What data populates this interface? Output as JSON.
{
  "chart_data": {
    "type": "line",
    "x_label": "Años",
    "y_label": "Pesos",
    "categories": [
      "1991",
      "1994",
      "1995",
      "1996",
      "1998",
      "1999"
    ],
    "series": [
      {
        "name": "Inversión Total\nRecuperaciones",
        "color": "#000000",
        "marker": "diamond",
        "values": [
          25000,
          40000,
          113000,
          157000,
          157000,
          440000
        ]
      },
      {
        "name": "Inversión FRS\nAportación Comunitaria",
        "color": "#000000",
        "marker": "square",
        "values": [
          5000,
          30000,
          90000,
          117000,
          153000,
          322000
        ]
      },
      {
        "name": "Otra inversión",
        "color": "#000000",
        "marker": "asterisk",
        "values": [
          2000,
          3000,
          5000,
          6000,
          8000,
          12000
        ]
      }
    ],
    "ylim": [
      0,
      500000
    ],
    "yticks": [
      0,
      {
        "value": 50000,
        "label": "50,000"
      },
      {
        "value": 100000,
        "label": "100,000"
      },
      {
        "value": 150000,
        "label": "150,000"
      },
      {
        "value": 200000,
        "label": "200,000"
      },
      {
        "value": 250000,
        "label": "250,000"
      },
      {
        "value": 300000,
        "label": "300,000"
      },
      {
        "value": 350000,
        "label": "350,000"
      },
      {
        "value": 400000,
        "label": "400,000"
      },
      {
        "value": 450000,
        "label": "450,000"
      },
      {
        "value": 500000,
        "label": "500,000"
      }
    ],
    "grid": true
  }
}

→ **Prompt**
Go through the records above, find every line with the word "name", and list those lines.

→ **Answer below**
        "name": "Inversión Total\nRecuperaciones",
        "name": "Inversión FRS\nAportación Comunitaria",
        "name": "Otra inversión",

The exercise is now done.